Your instructions:
Transcribe each line of the records below exactly, excluding any embedded images.

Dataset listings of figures
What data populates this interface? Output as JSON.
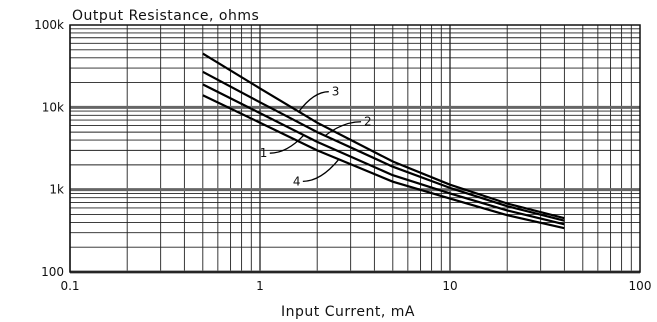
{
  "chart_data": {
    "type": "line",
    "title": "Output Resistance, ohms",
    "xlabel": "Input Current, mA",
    "ylabel": "",
    "x_scale": "log",
    "y_scale": "log",
    "xlim": [
      0.1,
      100
    ],
    "ylim": [
      100,
      100000
    ],
    "grid": true,
    "x_ticks": [
      {
        "value": 0.1,
        "label": "0.1"
      },
      {
        "value": 1,
        "label": "1"
      },
      {
        "value": 10,
        "label": "10"
      },
      {
        "value": 100,
        "label": "100"
      }
    ],
    "y_ticks": [
      {
        "value": 100,
        "label": "100"
      },
      {
        "value": 1000,
        "label": "1k"
      },
      {
        "value": 10000,
        "label": "10k"
      },
      {
        "value": 100000,
        "label": "100k"
      }
    ],
    "series": [
      {
        "name": "3",
        "x": [
          0.5,
          1,
          2,
          5,
          10,
          20,
          40
        ],
        "y": [
          45000,
          17000,
          6500,
          2200,
          1150,
          680,
          450
        ]
      },
      {
        "name": "2",
        "x": [
          0.5,
          1,
          2,
          5,
          10,
          20,
          40
        ],
        "y": [
          27000,
          11500,
          5000,
          1900,
          1050,
          630,
          420
        ]
      },
      {
        "name": "1",
        "x": [
          0.5,
          1,
          2,
          5,
          10,
          20,
          40
        ],
        "y": [
          19000,
          8500,
          3800,
          1500,
          900,
          560,
          380
        ]
      },
      {
        "name": "4",
        "x": [
          0.5,
          1,
          2,
          5,
          10,
          20,
          40
        ],
        "y": [
          14000,
          6500,
          3000,
          1250,
          780,
          490,
          340
        ]
      }
    ],
    "annotations": [
      {
        "text": "3",
        "series": "3",
        "at_x": 1.6
      },
      {
        "text": "2",
        "series": "2",
        "at_x": 2.2
      },
      {
        "text": "1",
        "series": "1",
        "at_x": 1.7
      },
      {
        "text": "4",
        "series": "4",
        "at_x": 2.6
      }
    ]
  }
}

Solved exercise:
What data populates this interface? Output as JSON.
{
  "chart_data": {
    "type": "line",
    "title": "Output Resistance, ohms",
    "xlabel": "Input Current, mA",
    "ylabel": "",
    "x_scale": "log",
    "y_scale": "log",
    "xlim": [
      0.1,
      100
    ],
    "ylim": [
      100,
      100000
    ],
    "grid": true,
    "x_ticks": [
      {
        "value": 0.1,
        "label": "0.1"
      },
      {
        "value": 1,
        "label": "1"
      },
      {
        "value": 10,
        "label": "10"
      },
      {
        "value": 100,
        "label": "100"
      }
    ],
    "y_ticks": [
      {
        "value": 100,
        "label": "100"
      },
      {
        "value": 1000,
        "label": "1k"
      },
      {
        "value": 10000,
        "label": "10k"
      },
      {
        "value": 100000,
        "label": "100k"
      }
    ],
    "series": [
      {
        "name": "3",
        "x": [
          0.5,
          1,
          2,
          5,
          10,
          20,
          40
        ],
        "y": [
          45000,
          17000,
          6500,
          2200,
          1150,
          680,
          450
        ]
      },
      {
        "name": "2",
        "x": [
          0.5,
          1,
          2,
          5,
          10,
          20,
          40
        ],
        "y": [
          27000,
          11500,
          5000,
          1900,
          1050,
          630,
          420
        ]
      },
      {
        "name": "1",
        "x": [
          0.5,
          1,
          2,
          5,
          10,
          20,
          40
        ],
        "y": [
          19000,
          8500,
          3800,
          1500,
          900,
          560,
          380
        ]
      },
      {
        "name": "4",
        "x": [
          0.5,
          1,
          2,
          5,
          10,
          20,
          40
        ],
        "y": [
          14000,
          6500,
          3000,
          1250,
          780,
          490,
          340
        ]
      }
    ],
    "annotations": [
      {
        "text": "3",
        "series": "3",
        "at_x": 1.6
      },
      {
        "text": "2",
        "series": "2",
        "at_x": 2.2
      },
      {
        "text": "1",
        "series": "1",
        "at_x": 1.7
      },
      {
        "text": "4",
        "series": "4",
        "at_x": 2.6
      }
    ]
  }
}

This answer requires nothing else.